[Stored entries]

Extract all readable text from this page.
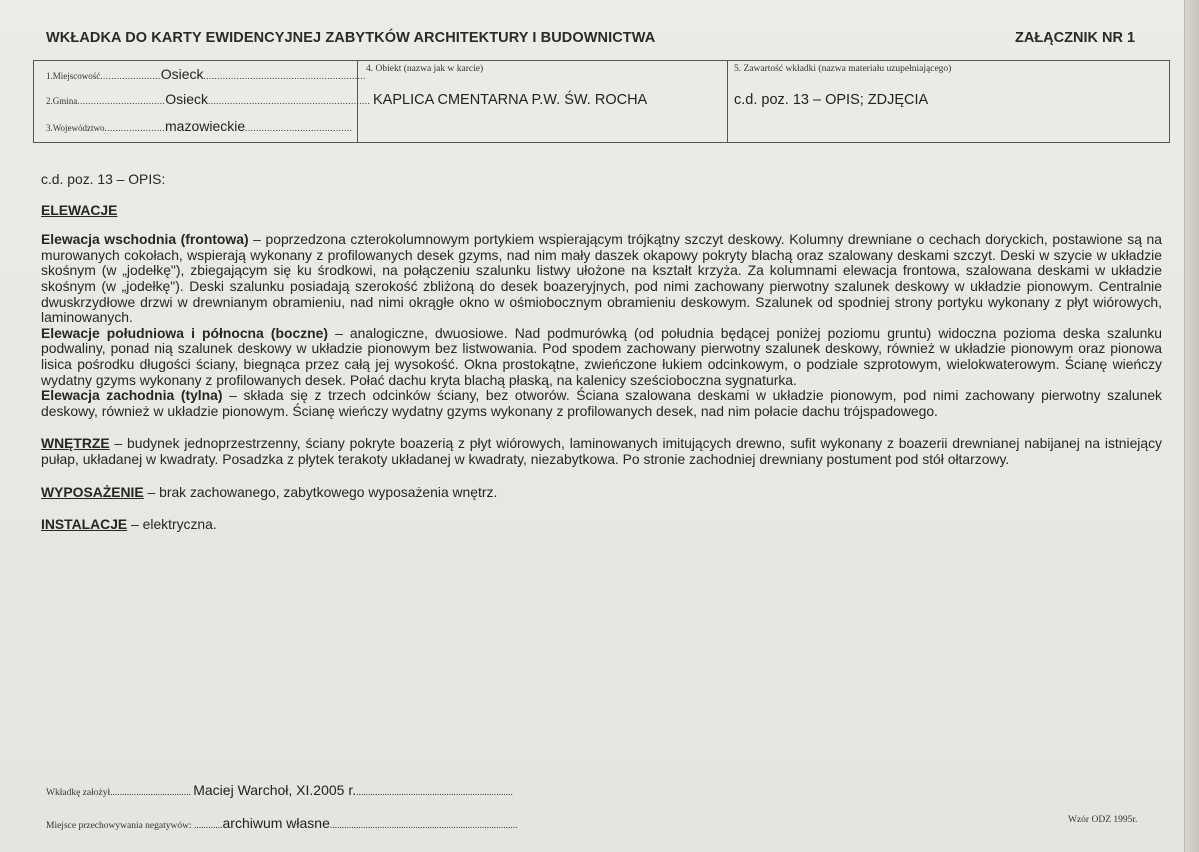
WKŁADKA DO KARTY EWIDENCYJNEJ ZABYTKÓW ARCHITEKTURY I BUDOWNICTWA	ZAŁĄCZNIK NR 1
1.Miejscowość......................Osieck...........................................................
2.Gmina................................Osieck...........................................................
3.Województwo......................mazowieckie.......................................
4. Obiekt (nazwa jak w karcie)
KAPLICA CMENTARNA P.W. ŚW. ROCHA
5. Zawartość wkładki (nazwa materiału uzupełniającego)
c.d. poz. 13 – OPIS; ZDJĘCIA

c.d. poz. 13 – OPIS:

ELEWACJE

Elewacja wschodnia (frontowa) – poprzedzona czterokolumnowym portykiem wspierającym trójkątny szczyt deskowy. Kolumny drewniane o cechach doryckich, postawione są na murowanych cokołach, wspierają wykonany z profilowanych desek gzyms, nad nim mały daszek okapowy pokryty blachą oraz szalowany deskami szczyt. Deski w szycie w układzie skośnym (w „jodełkę"), zbiegającym się ku środkowi, na połączeniu szalunku listwy ułożone na kształt krzyża. Za kolumnami elewacja frontowa, szalowana deskami w układzie skośnym (w „jodełkę"). Deski szalunku posiadają szerokość zbliżoną do desek boazeryjnych, pod nimi zachowany pierwotny szalunek deskowy w układzie pionowym. Centralnie dwuskrzydłowe drzwi w drewnianym obramieniu, nad nimi okrągłe okno w ośmiobocznym obramieniu deskowym. Szalunek od spodniej strony portyku wykonany z płyt wiórowych, laminowanych.

Elewacje południowa i północna (boczne) – analogiczne, dwuosiowe. Nad podmurówką (od południa będącej poniżej poziomu gruntu) widoczna pozioma deska szalunku podwaliny, ponad nią szalunek deskowy w układzie pionowym bez listwowania. Pod spodem zachowany pierwotny szalunek deskowy, również w układzie pionowym oraz pionowa lisica pośrodku długości ściany, biegnąca przez całą jej wysokość. Okna prostokątne, zwieńczone łukiem odcinkowym, o podziale szprotowym, wielokwaterowym. Ścianę wieńczy wydatny gzyms wykonany z profilowanych desek. Połać dachu kryta blachą płaską, na kalenicy sześcioboczna sygnaturka.

Elewacja zachodnia (tylna) – składa się z trzech odcinków ściany, bez otworów. Ściana szalowana deskami w układzie pionowym, pod nimi zachowany pierwotny szalunek deskowy, również w układzie pionowym. Ścianę wieńczy wydatny gzyms wykonany z profilowanych desek, nad nim połacie dachu trójspadowego.

WNĘTRZE – budynek jednoprzestrzenny, ściany pokryte boazerią z płyt wiórowych, laminowanych imitujących drewno, sufit wykonany z boazerii drewnianej nabijanej na istniejący pułap, układanej w kwadraty. Posadzka z płytek terakoty układanej w kwadraty, niezabytkowa. Po stronie zachodniej drewniany postument pod stół ołtarzowy.

WYPOSAŻENIE – brak zachowanego, zabytkowego wyposażenia wnętrz.

INSTALACJE – elektryczna.

Wkładkę założył.................................. Maciej Warchoł, XI.2005 r...................................................................
Miejsce przechowywania negatywów: ............archiwum własne...............................................................................
Wzór ODZ 1995r.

Task instructions: For each line of the entries that includes "deskami", show that line.

Task response:
Elewacja wschodnia (frontowa) – poprzedzona czterokolumnowym portykiem wspierającym trójkątny szczyt deskowy. Kolumny drewniane o cechach doryckich, postawione są na murowanych cokołach, wspierają wykonany z profilowanych desek gzyms, nad nim mały daszek okapowy pokryty blachą oraz szalowany deskami szczyt. Deski w szycie w układzie skośnym (w „jodełkę"), zbiegającym się ku środkowi, na połączeniu szalunku listwy ułożone na kształt krzyża. Za kolumnami elewacja frontowa, szalowana deskami w układzie skośnym (w „jodełkę"). Deski szalunku posiadają szerokość zbliżoną do desek boazeryjnych, pod nimi zachowany pierwotny szalunek deskowy w układzie pionowym. Centralnie dwuskrzydłowe drzwi w drewnianym obramieniu, nad nimi okrągłe okno w ośmiobocznym obramieniu deskowym. Szalunek od spodniej strony portyku wykonany z płyt wiórowych, laminowanych.
Elewacja zachodnia (tylna) – składa się z trzech odcinków ściany, bez otworów. Ściana szalowana deskami w układzie pionowym, pod nimi zachowany pierwotny szalunek deskowy, również w układzie pionowym. Ścianę wieńczy wydatny gzyms wykonany z profilowanych desek, nad nim połacie dachu trójspadowego.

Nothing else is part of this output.